### Aim
Output each of the rows below verbatim, from first to last, with nothing left out or altered.

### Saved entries

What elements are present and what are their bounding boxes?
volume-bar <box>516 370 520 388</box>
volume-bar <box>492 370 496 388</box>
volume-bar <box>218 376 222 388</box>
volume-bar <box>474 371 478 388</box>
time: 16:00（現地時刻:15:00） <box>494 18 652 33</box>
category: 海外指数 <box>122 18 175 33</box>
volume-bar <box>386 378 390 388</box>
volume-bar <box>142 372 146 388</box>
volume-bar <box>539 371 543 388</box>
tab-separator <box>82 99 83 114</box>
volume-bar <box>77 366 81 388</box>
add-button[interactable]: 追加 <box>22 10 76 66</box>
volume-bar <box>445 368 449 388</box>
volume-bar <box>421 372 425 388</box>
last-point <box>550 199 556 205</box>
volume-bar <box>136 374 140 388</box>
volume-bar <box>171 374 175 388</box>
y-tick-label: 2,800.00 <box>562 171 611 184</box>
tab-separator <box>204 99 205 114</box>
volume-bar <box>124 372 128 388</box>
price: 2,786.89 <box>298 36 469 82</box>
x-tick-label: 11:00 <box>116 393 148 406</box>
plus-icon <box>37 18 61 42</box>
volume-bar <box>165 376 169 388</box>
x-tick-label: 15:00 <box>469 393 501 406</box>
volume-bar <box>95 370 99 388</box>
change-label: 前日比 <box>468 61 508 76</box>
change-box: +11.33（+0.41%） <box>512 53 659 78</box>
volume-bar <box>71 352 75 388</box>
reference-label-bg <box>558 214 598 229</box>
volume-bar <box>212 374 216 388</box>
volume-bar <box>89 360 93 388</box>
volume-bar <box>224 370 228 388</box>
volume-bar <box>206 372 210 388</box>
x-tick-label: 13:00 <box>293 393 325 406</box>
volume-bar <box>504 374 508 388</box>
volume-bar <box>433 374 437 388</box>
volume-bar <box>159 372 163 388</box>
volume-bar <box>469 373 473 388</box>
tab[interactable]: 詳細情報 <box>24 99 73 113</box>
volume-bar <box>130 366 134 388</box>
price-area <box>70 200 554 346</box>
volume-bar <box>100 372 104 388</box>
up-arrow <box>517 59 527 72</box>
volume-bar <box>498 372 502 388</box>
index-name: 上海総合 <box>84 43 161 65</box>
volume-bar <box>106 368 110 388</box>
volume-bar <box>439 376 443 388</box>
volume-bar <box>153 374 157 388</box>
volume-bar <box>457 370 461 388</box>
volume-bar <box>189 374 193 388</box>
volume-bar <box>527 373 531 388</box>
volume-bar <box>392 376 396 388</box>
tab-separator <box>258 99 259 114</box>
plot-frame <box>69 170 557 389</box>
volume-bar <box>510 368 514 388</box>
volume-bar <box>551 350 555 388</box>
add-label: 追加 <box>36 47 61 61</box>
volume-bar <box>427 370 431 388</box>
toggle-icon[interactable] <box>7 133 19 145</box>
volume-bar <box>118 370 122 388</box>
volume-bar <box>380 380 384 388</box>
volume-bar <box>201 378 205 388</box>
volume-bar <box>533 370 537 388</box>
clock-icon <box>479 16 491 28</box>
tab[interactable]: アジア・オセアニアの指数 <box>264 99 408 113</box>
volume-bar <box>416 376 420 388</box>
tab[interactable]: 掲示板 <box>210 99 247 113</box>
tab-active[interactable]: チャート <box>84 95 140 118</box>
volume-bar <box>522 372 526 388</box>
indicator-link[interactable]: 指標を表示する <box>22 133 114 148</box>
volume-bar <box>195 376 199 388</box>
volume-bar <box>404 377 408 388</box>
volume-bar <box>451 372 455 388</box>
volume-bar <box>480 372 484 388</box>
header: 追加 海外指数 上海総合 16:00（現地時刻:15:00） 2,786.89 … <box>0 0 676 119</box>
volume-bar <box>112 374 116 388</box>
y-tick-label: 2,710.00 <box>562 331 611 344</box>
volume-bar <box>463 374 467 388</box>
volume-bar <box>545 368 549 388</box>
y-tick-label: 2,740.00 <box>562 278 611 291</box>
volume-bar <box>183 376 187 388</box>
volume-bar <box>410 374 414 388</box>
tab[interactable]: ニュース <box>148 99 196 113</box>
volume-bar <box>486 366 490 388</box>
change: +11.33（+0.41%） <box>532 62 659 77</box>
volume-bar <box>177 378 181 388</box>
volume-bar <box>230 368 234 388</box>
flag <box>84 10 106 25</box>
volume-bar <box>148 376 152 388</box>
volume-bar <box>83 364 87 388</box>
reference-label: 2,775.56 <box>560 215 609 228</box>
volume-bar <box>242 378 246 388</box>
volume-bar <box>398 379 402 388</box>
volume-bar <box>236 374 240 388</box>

### Written answer
What elements are present and what are their bounding boxes?
volume-bar <box>516 370 520 388</box>
volume-bar <box>492 370 496 388</box>
volume-bar <box>218 376 222 388</box>
volume-bar <box>474 371 478 388</box>
time: 16:00（現地時刻:15:00） <box>494 18 652 33</box>
category: 海外指数 <box>122 18 175 33</box>
volume-bar <box>386 378 390 388</box>
volume-bar <box>142 372 146 388</box>
volume-bar <box>539 371 543 388</box>
tab-separator <box>82 99 83 114</box>
volume-bar <box>77 366 81 388</box>
add-button[interactable]: 追加 <box>22 10 76 66</box>
volume-bar <box>445 368 449 388</box>
volume-bar <box>421 372 425 388</box>
last-point <box>550 199 556 205</box>
volume-bar <box>136 374 140 388</box>
volume-bar <box>171 374 175 388</box>
y-tick-label: 2,800.00 <box>562 171 611 184</box>
tab-separator <box>204 99 205 114</box>
volume-bar <box>124 372 128 388</box>
price: 2,786.89 <box>298 36 469 82</box>
x-tick-label: 11:00 <box>116 393 148 406</box>
plus-icon <box>37 18 61 42</box>
volume-bar <box>165 376 169 388</box>
x-tick-label: 15:00 <box>469 393 501 406</box>
volume-bar <box>95 370 99 388</box>
change-label: 前日比 <box>468 61 508 76</box>
change-box: +11.33（+0.41%） <box>512 53 659 78</box>
volume-bar <box>71 352 75 388</box>
reference-label-bg <box>558 214 598 229</box>
volume-bar <box>212 374 216 388</box>
volume-bar <box>89 360 93 388</box>
volume-bar <box>224 370 228 388</box>
volume-bar <box>206 372 210 388</box>
x-tick-label: 13:00 <box>293 393 325 406</box>
volume-bar <box>504 374 508 388</box>
volume-bar <box>433 374 437 388</box>
volume-bar <box>159 372 163 388</box>
volume-bar <box>469 373 473 388</box>
tab[interactable]: 詳細情報 <box>24 99 73 113</box>
volume-bar <box>130 366 134 388</box>
price-area <box>70 200 554 346</box>
volume-bar <box>100 372 104 388</box>
up-arrow <box>517 59 527 72</box>
volume-bar <box>498 372 502 388</box>
index-name: 上海総合 <box>84 43 161 65</box>
volume-bar <box>106 368 110 388</box>
volume-bar <box>439 376 443 388</box>
volume-bar <box>153 374 157 388</box>
volume-bar <box>457 370 461 388</box>
volume-bar <box>189 374 193 388</box>
volume-bar <box>527 373 531 388</box>
volume-bar <box>392 376 396 388</box>
tab-separator <box>258 99 259 114</box>
plot-frame <box>69 170 557 389</box>
volume-bar <box>510 368 514 388</box>
volume-bar <box>551 350 555 388</box>
add-label: 追加 <box>36 47 61 61</box>
volume-bar <box>427 370 431 388</box>
toggle-icon[interactable] <box>7 133 19 145</box>
volume-bar <box>118 370 122 388</box>
volume-bar <box>380 380 384 388</box>
volume-bar <box>201 378 205 388</box>
volume-bar <box>533 370 537 388</box>
clock-icon <box>479 16 491 28</box>
tab[interactable]: アジア・オセアニアの指数 <box>264 99 408 113</box>
volume-bar <box>416 376 420 388</box>
tab[interactable]: 掲示板 <box>210 99 247 113</box>
tab-active[interactable]: チャート <box>84 95 140 118</box>
volume-bar <box>522 372 526 388</box>
indicator-link[interactable]: 指標を表示する <box>22 133 114 148</box>
volume-bar <box>195 376 199 388</box>
volume-bar <box>404 377 408 388</box>
volume-bar <box>451 372 455 388</box>
volume-bar <box>480 372 484 388</box>
header: 追加 海外指数 上海総合 16:00（現地時刻:15:00） 2,786.89 … <box>0 0 676 119</box>
volume-bar <box>112 374 116 388</box>
y-tick-label: 2,710.00 <box>562 331 611 344</box>
volume-bar <box>463 374 467 388</box>
volume-bar <box>545 368 549 388</box>
y-tick-label: 2,740.00 <box>562 278 611 291</box>
volume-bar <box>183 376 187 388</box>
volume-bar <box>410 374 414 388</box>
tab[interactable]: ニュース <box>148 99 196 113</box>
volume-bar <box>486 366 490 388</box>
change: +11.33（+0.41%） <box>532 62 659 77</box>
volume-bar <box>177 378 181 388</box>
volume-bar <box>230 368 234 388</box>
flag <box>84 10 106 25</box>
volume-bar <box>148 376 152 388</box>
volume-bar <box>83 364 87 388</box>
reference-label: 2,775.56 <box>560 215 609 228</box>
volume-bar <box>242 378 246 388</box>
volume-bar <box>398 379 402 388</box>
volume-bar <box>236 374 240 388</box>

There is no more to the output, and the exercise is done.